The soil Cr content values were extracted from Cr maps [37]. Note that the Cr measurements were collected at the same sampling sites as the LUCAS 2009 study, ensuring consistency when integrating these two datasets. The distribution of Cr content indicates that most of the samples were not contaminated, when a Cr contamination threshold of 100 mg/kg was used (Figure 1c) [38]. The contaminated samples were primarily concentrated in countries located in South and South Central Europe, such as Italy and Greece.

2.1.2. Spectral Preprocessing Methods

Spectral preprocessing techniques can transform reflectance measurements using various mathematical methods that remove physical variability from light scattering and enhance features of interest [39]. Many studies have shown that applying appropriate spectral preprocessing can improve model accuracy [40,41,42]. In this study, five commonly used spectral preprocessing methods were applied and compared, including the first-order derivative (D1), second-order derivative (D2), Sazitzky–Golay (SG), multiplicative scattering correction (MSC), and standard normal variate normalization (SNV) (Figure 2) [43].

Items:
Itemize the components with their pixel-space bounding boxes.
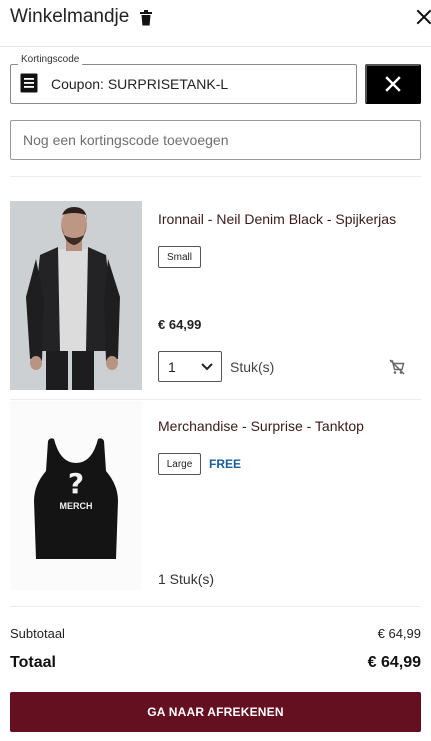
checkout-button[interactable]: GA NAAR AFREKENEN (10, 692, 421, 732)
close-icon (385, 76, 401, 92)
product-image-denim-jacket[interactable] (10, 201, 142, 390)
remove-from-cart-icon[interactable] (389, 359, 405, 375)
product-image-tanktop[interactable]: ? MERCH (10, 401, 142, 590)
quantity-unit: Stuk(s) (230, 359, 275, 375)
coupon-code-input[interactable] (10, 120, 421, 160)
cart-header: Winkelmandje (0, 0, 431, 47)
coupon-code-text: Coupon: SURPRISETANK-L (51, 76, 229, 92)
remove-coupon-button[interactable] (365, 64, 421, 104)
quantity-value: 1 (168, 359, 176, 375)
coupon-legend: Kortingscode (18, 54, 83, 65)
close-icon[interactable] (416, 9, 431, 25)
divider (10, 176, 421, 177)
trash-icon[interactable] (139, 10, 153, 26)
subtotal-label: Subtotaal (10, 626, 65, 641)
total-value: € 64,99 (367, 654, 421, 671)
product-name[interactable]: Ironnail - Neil Denim Black - Spijkerjas (158, 211, 396, 227)
size-badge: Small (158, 246, 201, 268)
quantity-text: 1 Stuk(s) (158, 571, 215, 587)
product-name[interactable]: Merchandise - Surprise - Tanktop (158, 418, 364, 434)
tanktop-print-text: MERCH (60, 501, 93, 511)
product-price: € 64,99 (158, 317, 202, 332)
receipt-icon (20, 73, 38, 93)
divider (10, 399, 421, 400)
size-badge: Large (158, 453, 201, 475)
cart-title: Winkelmandje (10, 6, 130, 27)
chevron-down-icon (201, 363, 213, 371)
divider (10, 606, 421, 607)
total-label: Totaal (10, 654, 56, 671)
svg-text:?: ? (68, 467, 84, 500)
free-badge: FREE (209, 457, 242, 471)
quantity-select[interactable]: 1 (158, 351, 222, 382)
subtotal-value: € 64,99 (377, 626, 421, 641)
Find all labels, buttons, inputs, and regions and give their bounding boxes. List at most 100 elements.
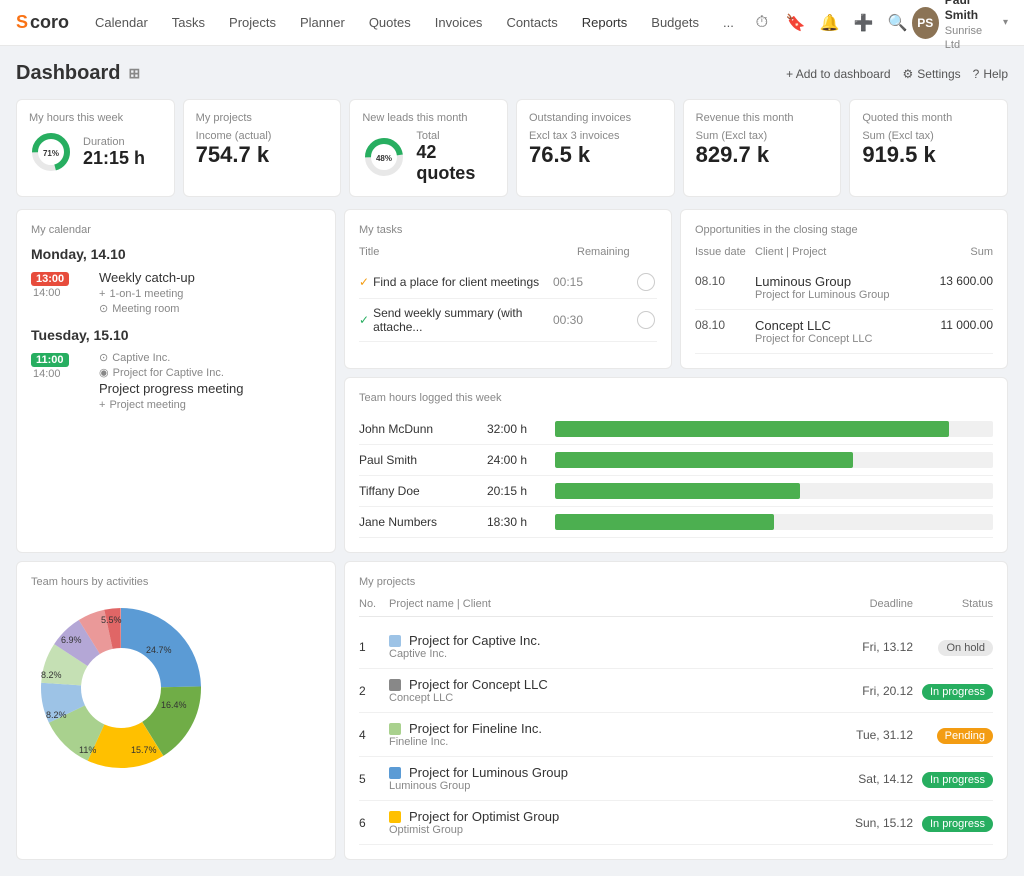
opportunities-card: Opportunities in the closing stage Issue…	[680, 209, 1008, 369]
project-icon: ◉	[99, 366, 109, 379]
event-meta-company: ⊙ Captive Inc.	[99, 351, 321, 364]
team-row-1: John McDunn 32:00 h	[359, 414, 993, 445]
opps-title: Opportunities in the closing stage	[695, 224, 993, 236]
stat-leads-label: New leads this month	[362, 112, 495, 124]
bookmark-icon[interactable]: 🔖	[786, 13, 806, 33]
hours-bar-3	[555, 483, 800, 499]
team-hours-title: Team hours logged this week	[359, 392, 993, 404]
day-monday: Monday, 14.10	[31, 246, 321, 262]
project-deadline-3: Tue, 31.12	[823, 728, 913, 742]
task-complete-1[interactable]	[637, 273, 655, 291]
opp-row-2: 08.10 Concept LLC Project for Concept LL…	[695, 310, 993, 354]
event-title[interactable]: Weekly catch-up	[99, 270, 321, 285]
nav-more[interactable]: ...	[713, 11, 744, 34]
activities-chart-title: Team hours by activities	[31, 576, 321, 588]
check-icon-2: ✓	[359, 313, 369, 327]
project-no-4: 5	[359, 772, 389, 786]
event-title-2[interactable]: Project progress meeting	[99, 381, 321, 396]
project-no-2: 2	[359, 684, 389, 698]
stat-hours-label: My hours this week	[29, 112, 162, 124]
opp-project-2: Project for Concept LLC	[755, 333, 913, 345]
pie-chart: 24.7% 16.4% 15.7% 11% 8.2% 8.2% 6.9% 5.5…	[31, 598, 211, 778]
opp-client-1[interactable]: Luminous Group	[755, 274, 913, 289]
search-icon[interactable]: 🔍	[888, 13, 908, 33]
nav-budgets[interactable]: Budgets	[641, 11, 709, 34]
nav-projects[interactable]: Projects	[219, 11, 286, 34]
stat-revenue-label: Revenue this month	[696, 112, 829, 124]
dashboard-header: Dashboard ⊞ + Add to dashboard ⚙ Setting…	[16, 62, 1008, 85]
location-icon: ⊙	[99, 302, 108, 315]
add-icon[interactable]: ➕	[854, 13, 874, 33]
project-name-5[interactable]: Project for Optimist Group	[409, 809, 559, 824]
svg-text:11%: 11%	[79, 745, 96, 755]
timer-icon[interactable]: ⏱	[752, 13, 772, 33]
hours-bar-2	[555, 452, 853, 468]
project-name-2[interactable]: Project for Concept LLC	[409, 677, 548, 692]
logo[interactable]: Scoro	[16, 12, 69, 33]
nav-invoices[interactable]: Invoices	[425, 11, 493, 34]
opp-sum-1: 13 600.00	[913, 274, 993, 301]
filter-icon[interactable]: ⊞	[128, 65, 140, 82]
company-icon: ⊙	[99, 351, 108, 364]
nav-contacts[interactable]: Contacts	[496, 11, 567, 34]
nav-calendar[interactable]: Calendar	[85, 11, 158, 34]
event-meta-type: + Project meeting	[99, 399, 321, 411]
stat-hours-week: My hours this week 71% Duration 21:15 h	[16, 99, 175, 197]
project-name-3[interactable]: Project for Fineline Inc.	[409, 721, 542, 736]
event-start-time: 13:00	[31, 272, 69, 286]
team-row-4: Jane Numbers 18:30 h	[359, 507, 993, 538]
help-button[interactable]: ? Help	[973, 67, 1008, 81]
user-name: Paul Smith	[945, 0, 997, 24]
project-row-1: 1 Project for Captive Inc. Captive Inc. …	[359, 625, 993, 669]
task-complete-2[interactable]	[637, 311, 655, 329]
dashboard-title: Dashboard ⊞	[16, 62, 140, 85]
dashboard-actions: + Add to dashboard ⚙ Settings ? Help	[786, 67, 1008, 81]
stat-quoted: Quoted this month Sum (Excl tax) 919.5 k	[849, 99, 1008, 197]
gear-icon: ⚙	[903, 67, 914, 81]
stat-projects-label: My projects	[196, 112, 329, 124]
svg-text:8.2%: 8.2%	[41, 670, 62, 680]
settings-button[interactable]: ⚙ Settings	[903, 67, 961, 81]
user-company: Sunrise Ltd	[945, 24, 997, 53]
event-meta-1: + 1-on-1 meeting	[99, 288, 321, 300]
svg-text:48%: 48%	[376, 154, 392, 163]
member-name-1: John McDunn	[359, 422, 479, 436]
nav-reports[interactable]: Reports	[572, 11, 638, 34]
project-row-2: 2 Project for Concept LLC Concept LLC Fr…	[359, 669, 993, 713]
nav-planner[interactable]: Planner	[290, 11, 355, 34]
task-item-1: ✓ Find a place for client meetings 00:15	[359, 266, 657, 299]
event-meta-2: ⊙ Meeting room	[99, 302, 321, 315]
nav-tasks[interactable]: Tasks	[162, 11, 215, 34]
tasks-card: My tasks Title Remaining ✓ Find a place …	[344, 209, 672, 369]
svg-text:24.7%: 24.7%	[146, 645, 172, 655]
bottom-grid: Team hours by activities 24.7% 1	[16, 561, 1008, 860]
day-tuesday: Tuesday, 15.10	[31, 327, 321, 343]
project-name-4[interactable]: Project for Luminous Group	[409, 765, 568, 780]
chevron-down-icon: ▾	[1003, 17, 1008, 28]
nav-quotes[interactable]: Quotes	[359, 11, 421, 34]
event-weekly-catchup: 13:00 14:00 Weekly catch-up + 1-on-1 mee…	[31, 270, 321, 317]
opp-sum-2: 11 000.00	[913, 318, 993, 345]
project-client-4: Luminous Group	[389, 780, 470, 792]
opp-client-2[interactable]: Concept LLC	[755, 318, 913, 333]
navigation: Scoro Calendar Tasks Projects Planner Qu…	[0, 0, 1024, 46]
avatar: PS	[912, 7, 939, 39]
hours-bar-wrap-3	[555, 483, 993, 499]
stat-outstanding-sublabel: Excl tax 3 invoices	[529, 130, 662, 142]
stat-leads-sublabel: Total	[416, 130, 495, 142]
stat-revenue-sublabel: Sum (Excl tax)	[696, 130, 829, 142]
project-color-5	[389, 811, 401, 823]
member-hours-4: 18:30 h	[487, 515, 547, 529]
user-menu[interactable]: PS Paul Smith Sunrise Ltd ▾	[912, 0, 1008, 52]
member-name-2: Paul Smith	[359, 453, 479, 467]
bell-icon[interactable]: 🔔	[820, 13, 840, 33]
right-panel: My tasks Title Remaining ✓ Find a place …	[344, 209, 1008, 553]
member-name-4: Jane Numbers	[359, 515, 479, 529]
task-time-1: 00:15	[553, 275, 633, 289]
projects-table-header: No. Project name | Client Deadline Statu…	[359, 598, 993, 617]
add-to-dashboard-button[interactable]: + Add to dashboard	[786, 67, 890, 81]
tasks-header: Title Remaining	[359, 246, 657, 258]
meeting-type-icon: +	[99, 288, 105, 300]
event-end-time: 14:00	[31, 287, 91, 299]
stat-revenue: Revenue this month Sum (Excl tax) 829.7 …	[683, 99, 842, 197]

Given task A:
In the soil chromium passage, what Cr content threshold marked a sample as contaminated?
Given task B:
Pick up the soil chromium passage after its final sentence and write the next part.

Final answer A:
100 mg/kg

Final answer B:
All five hyperspectral preprocessing techniques can potentially enhance hyperspectral curve quality and analytical precision [44,45,46,47,48]. D1 and D2 effectively counteract baseline drift, refining peak recognition and quantification accuracy [49]. The advantage of SG smoothing is its ability to eliminate noise without altering peak attributes and improve signal-to-noise ratios and resolution; however, excessive smoothing can potentially worsen the peak definition [50]. The MSC method tackles scattering variations, amplifies spectrum-content correlations, and refines quantitative analysis, but its benefits may be limited in non-scattering-dominant scenarios [4]. SNV promotes spectrum comparability and aids feature identification; however, this technique may cause noise amplification, particularly in low-intensity zones, which can in turn influence subsequent interpretations [51]. These preprocessing methods can be applied to optimize specific data attributes and objectives and improve hyperspectral analysis precision; however, a comparison of these techniques is essential for optimal Cr detection.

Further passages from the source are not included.